[Start of Extracted data]
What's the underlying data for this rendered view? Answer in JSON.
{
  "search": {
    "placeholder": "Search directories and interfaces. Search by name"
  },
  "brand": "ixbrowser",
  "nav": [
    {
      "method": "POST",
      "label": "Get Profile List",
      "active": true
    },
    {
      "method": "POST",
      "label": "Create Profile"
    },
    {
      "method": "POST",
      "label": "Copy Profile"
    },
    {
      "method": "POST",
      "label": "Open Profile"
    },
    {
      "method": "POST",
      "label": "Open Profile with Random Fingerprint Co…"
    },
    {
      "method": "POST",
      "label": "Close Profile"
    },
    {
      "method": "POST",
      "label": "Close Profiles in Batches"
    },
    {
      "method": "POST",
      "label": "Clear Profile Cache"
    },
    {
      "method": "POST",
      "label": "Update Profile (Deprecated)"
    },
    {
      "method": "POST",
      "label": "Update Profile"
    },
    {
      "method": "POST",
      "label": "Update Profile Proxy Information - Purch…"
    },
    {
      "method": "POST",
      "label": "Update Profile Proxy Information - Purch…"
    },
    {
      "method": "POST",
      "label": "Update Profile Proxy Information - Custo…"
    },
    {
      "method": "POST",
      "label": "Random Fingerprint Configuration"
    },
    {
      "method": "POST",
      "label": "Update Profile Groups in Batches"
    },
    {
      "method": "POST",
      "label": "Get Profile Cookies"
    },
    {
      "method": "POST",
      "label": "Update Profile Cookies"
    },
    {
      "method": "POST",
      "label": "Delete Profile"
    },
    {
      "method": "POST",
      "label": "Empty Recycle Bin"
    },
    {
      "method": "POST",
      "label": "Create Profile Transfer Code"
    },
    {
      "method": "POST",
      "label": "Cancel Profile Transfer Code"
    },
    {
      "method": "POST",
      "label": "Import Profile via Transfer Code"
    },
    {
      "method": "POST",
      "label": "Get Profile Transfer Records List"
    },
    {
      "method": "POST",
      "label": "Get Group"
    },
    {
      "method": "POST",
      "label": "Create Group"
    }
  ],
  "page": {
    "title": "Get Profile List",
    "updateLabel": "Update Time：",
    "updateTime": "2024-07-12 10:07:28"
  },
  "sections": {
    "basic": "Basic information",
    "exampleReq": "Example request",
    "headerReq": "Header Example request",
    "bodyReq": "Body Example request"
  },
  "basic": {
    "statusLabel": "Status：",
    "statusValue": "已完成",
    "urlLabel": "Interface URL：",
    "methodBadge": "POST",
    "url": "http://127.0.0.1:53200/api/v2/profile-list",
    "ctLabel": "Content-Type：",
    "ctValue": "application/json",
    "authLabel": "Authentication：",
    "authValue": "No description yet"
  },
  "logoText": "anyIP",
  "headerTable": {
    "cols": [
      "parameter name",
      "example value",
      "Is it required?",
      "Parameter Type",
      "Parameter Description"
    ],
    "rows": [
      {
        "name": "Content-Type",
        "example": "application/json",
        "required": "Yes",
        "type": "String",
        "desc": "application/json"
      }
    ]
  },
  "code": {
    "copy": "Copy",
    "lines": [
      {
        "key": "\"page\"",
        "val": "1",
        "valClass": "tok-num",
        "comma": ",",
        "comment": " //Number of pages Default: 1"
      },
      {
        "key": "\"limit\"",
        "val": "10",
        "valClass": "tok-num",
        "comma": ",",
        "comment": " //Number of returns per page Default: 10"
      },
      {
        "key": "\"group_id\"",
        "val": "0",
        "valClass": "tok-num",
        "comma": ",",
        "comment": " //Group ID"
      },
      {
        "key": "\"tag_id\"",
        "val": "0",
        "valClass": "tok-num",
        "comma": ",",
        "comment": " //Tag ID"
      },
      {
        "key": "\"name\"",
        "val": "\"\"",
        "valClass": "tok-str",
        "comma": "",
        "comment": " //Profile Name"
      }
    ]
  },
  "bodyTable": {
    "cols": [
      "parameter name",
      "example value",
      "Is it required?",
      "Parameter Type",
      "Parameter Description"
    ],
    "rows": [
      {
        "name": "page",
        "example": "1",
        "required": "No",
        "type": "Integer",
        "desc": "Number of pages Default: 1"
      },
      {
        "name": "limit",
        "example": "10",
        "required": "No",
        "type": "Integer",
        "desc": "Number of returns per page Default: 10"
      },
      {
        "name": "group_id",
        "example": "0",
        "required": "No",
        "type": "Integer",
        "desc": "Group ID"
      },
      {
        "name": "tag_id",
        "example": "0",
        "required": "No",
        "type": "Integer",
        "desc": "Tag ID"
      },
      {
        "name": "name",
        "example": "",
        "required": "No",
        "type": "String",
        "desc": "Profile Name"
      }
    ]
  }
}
[End of Extracted data]
Your instructions: Reproduce the complete set of lines precisely as supplied.

Written response:
What's the underlying data for this rendered view? Answer in JSON.
{
  "search": {
    "placeholder": "Search directories and interfaces. Search by name"
  },
  "brand": "ixbrowser",
  "nav": [
    {
      "method": "POST",
      "label": "Get Profile List",
      "active": true
    },
    {
      "method": "POST",
      "label": "Create Profile"
    },
    {
      "method": "POST",
      "label": "Copy Profile"
    },
    {
      "method": "POST",
      "label": "Open Profile"
    },
    {
      "method": "POST",
      "label": "Open Profile with Random Fingerprint Co…"
    },
    {
      "method": "POST",
      "label": "Close Profile"
    },
    {
      "method": "POST",
      "label": "Close Profiles in Batches"
    },
    {
      "method": "POST",
      "label": "Clear Profile Cache"
    },
    {
      "method": "POST",
      "label": "Update Profile (Deprecated)"
    },
    {
      "method": "POST",
      "label": "Update Profile"
    },
    {
      "method": "POST",
      "label": "Update Profile Proxy Information - Purch…"
    },
    {
      "method": "POST",
      "label": "Update Profile Proxy Information - Purch…"
    },
    {
      "method": "POST",
      "label": "Update Profile Proxy Information - Custo…"
    },
    {
      "method": "POST",
      "label": "Random Fingerprint Configuration"
    },
    {
      "method": "POST",
      "label": "Update Profile Groups in Batches"
    },
    {
      "method": "POST",
      "label": "Get Profile Cookies"
    },
    {
      "method": "POST",
      "label": "Update Profile Cookies"
    },
    {
      "method": "POST",
      "label": "Delete Profile"
    },
    {
      "method": "POST",
      "label": "Empty Recycle Bin"
    },
    {
      "method": "POST",
      "label": "Create Profile Transfer Code"
    },
    {
      "method": "POST",
      "label": "Cancel Profile Transfer Code"
    },
    {
      "method": "POST",
      "label": "Import Profile via Transfer Code"
    },
    {
      "method": "POST",
      "label": "Get Profile Transfer Records List"
    },
    {
      "method": "POST",
      "label": "Get Group"
    },
    {
      "method": "POST",
      "label": "Create Group"
    }
  ],
  "page": {
    "title": "Get Profile List",
    "updateLabel": "Update Time：",
    "updateTime": "2024-07-12 10:07:28"
  },
  "sections": {
    "basic": "Basic information",
    "exampleReq": "Example request",
    "headerReq": "Header Example request",
    "bodyReq": "Body Example request"
  },
  "basic": {
    "statusLabel": "Status：",
    "statusValue": "已完成",
    "urlLabel": "Interface URL：",
    "methodBadge": "POST",
    "url": "http://127.0.0.1:53200/api/v2/profile-list",
    "ctLabel": "Content-Type：",
    "ctValue": "application/json",
    "authLabel": "Authentication：",
    "authValue": "No description yet"
  },
  "logoText": "anyIP",
  "headerTable": {
    "cols": [
      "parameter name",
      "example value",
      "Is it required?",
      "Parameter Type",
      "Parameter Description"
    ],
    "rows": [
      {
        "name": "Content-Type",
        "example": "application/json",
        "required": "Yes",
        "type": "String",
        "desc": "application/json"
      }
    ]
  },
  "code": {
    "copy": "Copy",
    "lines": [
      {
        "key": "\"page\"",
        "val": "1",
        "valClass": "tok-num",
        "comma": ",",
        "comment": " //Number of pages Default: 1"
      },
      {
        "key": "\"limit\"",
        "val": "10",
        "valClass": "tok-num",
        "comma": ",",
        "comment": " //Number of returns per page Default: 10"
      },
      {
        "key": "\"group_id\"",
        "val": "0",
        "valClass": "tok-num",
        "comma": ",",
        "comment": " //Group ID"
      },
      {
        "key": "\"tag_id\"",
        "val": "0",
        "valClass": "tok-num",
        "comma": ",",
        "comment": " //Tag ID"
      },
      {
        "key": "\"name\"",
        "val": "\"\"",
        "valClass": "tok-str",
        "comma": "",
        "comment": " //Profile Name"
      }
    ]
  },
  "bodyTable": {
    "cols": [
      "parameter name",
      "example value",
      "Is it required?",
      "Parameter Type",
      "Parameter Description"
    ],
    "rows": [
      {
        "name": "page",
        "example": "1",
        "required": "No",
        "type": "Integer",
        "desc": "Number of pages Default: 1"
      },
      {
        "name": "limit",
        "example": "10",
        "required": "No",
        "type": "Integer",
        "desc": "Number of returns per page Default: 10"
      },
      {
        "name": "group_id",
        "example": "0",
        "required": "No",
        "type": "Integer",
        "desc": "Group ID"
      },
      {
        "name": "tag_id",
        "example": "0",
        "required": "No",
        "type": "Integer",
        "desc": "Tag ID"
      },
      {
        "name": "name",
        "example": "",
        "required": "No",
        "type": "String",
        "desc": "Profile Name"
      }
    ]
  }
}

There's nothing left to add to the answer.